Data items
------------------------------------------------------------------------
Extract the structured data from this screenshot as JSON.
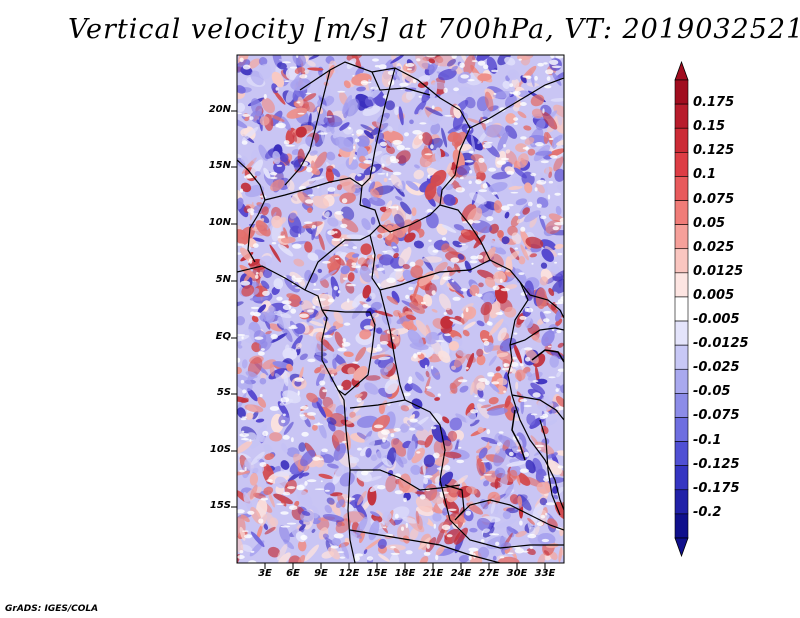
{
  "title": "Vertical velocity [m/s] at 700hPa, VT: 2019032521",
  "footer": "GrADS: IGES/COLA",
  "map": {
    "lat_labels": [
      "20N",
      "15N",
      "10N",
      "5N",
      "EQ",
      "5S",
      "10S",
      "15S"
    ],
    "lon_labels": [
      "3E",
      "6E",
      "9E",
      "12E",
      "15E",
      "18E",
      "21E",
      "24E",
      "27E",
      "30E",
      "33E"
    ]
  },
  "colorbar": {
    "labels": [
      "0.175",
      "0.15",
      "0.125",
      "0.1",
      "0.075",
      "0.05",
      "0.025",
      "0.0125",
      "0.005",
      "-0.005",
      "-0.0125",
      "-0.025",
      "-0.05",
      "-0.075",
      "-0.1",
      "-0.125",
      "-0.175",
      "-0.2"
    ],
    "colors": [
      "#a10d1f",
      "#b81c2c",
      "#cc2b36",
      "#dd3d45",
      "#e85a5c",
      "#f07c78",
      "#f6a09a",
      "#fac6c0",
      "#fde5e2",
      "#ffffff",
      "#e4e4fb",
      "#c8c8f6",
      "#a9a9ef",
      "#8c8ce8",
      "#6e6ee0",
      "#5050d4",
      "#3535c2",
      "#2121a8",
      "#10108c"
    ]
  },
  "chart_data": {
    "type": "heatmap",
    "title": "Vertical velocity [m/s] at 700hPa, VT: 2019032521",
    "variable": "Vertical velocity",
    "units": "m/s",
    "level": "700hPa",
    "valid_time": "2019032521",
    "x_range": [
      0,
      35
    ],
    "y_range": [
      -20,
      25
    ],
    "x_ticks": [
      "3E",
      "6E",
      "9E",
      "12E",
      "15E",
      "18E",
      "21E",
      "24E",
      "27E",
      "30E",
      "33E"
    ],
    "y_ticks": [
      "20N",
      "15N",
      "10N",
      "5N",
      "EQ",
      "5S",
      "10S",
      "15S"
    ],
    "levels": [
      -0.2,
      -0.175,
      -0.125,
      -0.1,
      -0.075,
      -0.05,
      -0.025,
      -0.0125,
      -0.005,
      0.005,
      0.0125,
      0.025,
      0.05,
      0.075,
      0.1,
      0.125,
      0.15,
      0.175
    ]
  }
}
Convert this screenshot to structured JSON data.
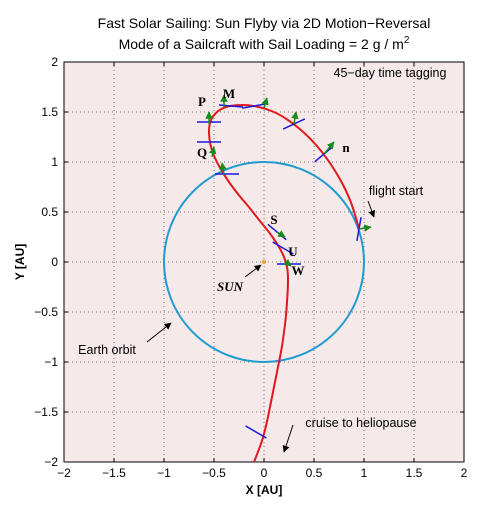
{
  "chart_data": {
    "type": "line",
    "title": "Fast Solar Sailing: Sun Flyby via 2D Motion−Reversal",
    "subtitle": "Mode of a Sailcraft with Sail Loading = 2 g / m",
    "subtitle_sup": "2",
    "xlabel": "X  [AU]",
    "ylabel": "Y  [AU]",
    "xlim": [
      -2,
      2
    ],
    "ylim": [
      -2,
      2
    ],
    "xticks": [
      -2,
      -1.5,
      -1,
      -0.5,
      0,
      0.5,
      1,
      1.5,
      2
    ],
    "yticks": [
      -2,
      -1.5,
      -1,
      -0.5,
      0,
      0.5,
      1,
      1.5,
      2
    ],
    "xtick_labels": [
      "−2",
      "−1.5",
      "−1",
      "−0.5",
      "0",
      "0.5",
      "1",
      "1.5",
      "2"
    ],
    "ytick_labels": [
      "−2",
      "−1.5",
      "−1",
      "−0.5",
      "0",
      "0.5",
      "1",
      "1.5",
      "2"
    ],
    "grid": true,
    "background_color": "#f5e9e9",
    "series": [
      {
        "role": "earth-orbit",
        "color": "#1f9bd1",
        "shape": "circle",
        "center": [
          0,
          0
        ],
        "radius": 1
      },
      {
        "role": "trajectory",
        "color": "#e0191e",
        "x": [
          0.95,
          0.9,
          0.82,
          0.72,
          0.6,
          0.45,
          0.3,
          0.15,
          0.0,
          -0.15,
          -0.28,
          -0.4,
          -0.5,
          -0.55,
          -0.55,
          -0.5,
          -0.4,
          -0.28,
          -0.15,
          -0.05,
          0.05,
          0.12,
          0.18,
          0.22,
          0.24,
          0.24,
          0.23,
          0.22,
          0.2,
          0.18,
          0.15,
          0.12,
          0.09,
          0.06,
          0.03,
          0.0,
          -0.03,
          -0.08,
          -0.12,
          -0.15
        ],
        "y": [
          0.33,
          0.52,
          0.72,
          0.9,
          1.08,
          1.25,
          1.38,
          1.48,
          1.54,
          1.57,
          1.57,
          1.55,
          1.48,
          1.38,
          1.22,
          1.05,
          0.87,
          0.7,
          0.55,
          0.42,
          0.3,
          0.2,
          0.1,
          0.0,
          -0.1,
          -0.25,
          -0.4,
          -0.55,
          -0.7,
          -0.85,
          -1.0,
          -1.15,
          -1.3,
          -1.45,
          -1.6,
          -1.72,
          -1.82,
          -1.95,
          -2.05,
          -2.15
        ]
      }
    ],
    "time_tags": [
      {
        "x": 0.95,
        "y": 0.33,
        "angle": 80
      },
      {
        "x": 0.6,
        "y": 1.08,
        "angle": 40
      },
      {
        "x": 0.3,
        "y": 1.38,
        "angle": 25
      },
      {
        "x": -0.1,
        "y": 1.56,
        "angle": 10
      },
      {
        "x": -0.33,
        "y": 1.56,
        "angle": -5
      },
      {
        "x": -0.55,
        "y": 1.4,
        "angle": 0
      },
      {
        "x": -0.55,
        "y": 1.2,
        "angle": 0
      },
      {
        "x": -0.37,
        "y": 0.88,
        "angle": 0
      },
      {
        "x": 0.13,
        "y": 0.3,
        "angle": -40
      },
      {
        "x": 0.19,
        "y": 0.14,
        "angle": -30
      },
      {
        "x": 0.25,
        "y": -0.02,
        "angle": 0
      },
      {
        "x": -0.08,
        "y": -1.7,
        "angle": -30
      }
    ],
    "sail_arrows": [
      {
        "x": 0.95,
        "y": 0.33,
        "dx": 0.12,
        "dy": 0.02
      },
      {
        "x": 0.6,
        "y": 1.08,
        "dx": 0.1,
        "dy": 0.12
      },
      {
        "x": 0.3,
        "y": 1.38,
        "dx": 0.02,
        "dy": 0.12
      },
      {
        "x": 0.0,
        "y": 1.54,
        "dx": 0.03,
        "dy": 0.1
      },
      {
        "x": -0.4,
        "y": 1.55,
        "dx": 0.0,
        "dy": 0.12
      },
      {
        "x": -0.55,
        "y": 1.38,
        "dx": 0.0,
        "dy": 0.12
      },
      {
        "x": -0.52,
        "y": 1.05,
        "dx": 0.02,
        "dy": 0.1
      },
      {
        "x": -0.4,
        "y": 0.87,
        "dx": -0.02,
        "dy": 0.12
      },
      {
        "x": 0.13,
        "y": 0.3,
        "dx": 0.08,
        "dy": -0.05
      },
      {
        "x": 0.22,
        "y": 0.0,
        "dx": 0.05,
        "dy": -0.04
      }
    ],
    "sun": {
      "x": 0,
      "y": 0,
      "color": "#f2a13a"
    },
    "point_labels": [
      {
        "text": "M",
        "x": -0.35,
        "y": 1.64
      },
      {
        "text": "P",
        "x": -0.62,
        "y": 1.56
      },
      {
        "text": "Q",
        "x": -0.62,
        "y": 1.05
      },
      {
        "text": "n",
        "x": 0.82,
        "y": 1.1
      },
      {
        "text": "S",
        "x": 0.1,
        "y": 0.38
      },
      {
        "text": "U",
        "x": 0.29,
        "y": 0.06
      },
      {
        "text": "W",
        "x": 0.34,
        "y": -0.13
      }
    ],
    "sun_label": {
      "text": "SUN",
      "x": -0.34,
      "y": -0.25
    },
    "annotations": [
      {
        "text": "45−day time tagging",
        "x": 1.26,
        "y": 1.85
      },
      {
        "text": "flight start",
        "x": 1.32,
        "y": 0.67,
        "arrow_to": [
          1.1,
          0.45
        ]
      },
      {
        "text": "Earth orbit",
        "x": -1.57,
        "y": -0.92,
        "arrow_to": [
          -0.93,
          -0.61
        ]
      },
      {
        "text": "cruise to heliopause",
        "x": 0.97,
        "y": -1.65,
        "arrow_to": [
          0.2,
          -1.9
        ]
      },
      {
        "text": "",
        "x": -0.35,
        "y": -0.25,
        "arrow_to": [
          -0.03,
          -0.03
        ]
      }
    ]
  }
}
------------------------------------------------------------------------
### Instruction
All lines above containing the string "velocity" are to be collected.

### Response to the exercise
  "title": "Vertical velocity [m/s] at 700hPa, VT: 2019032521",
    "title": "Vertical velocity [m/s] at 700hPa, VT: 2019032521",
    "variable": "Vertical velocity",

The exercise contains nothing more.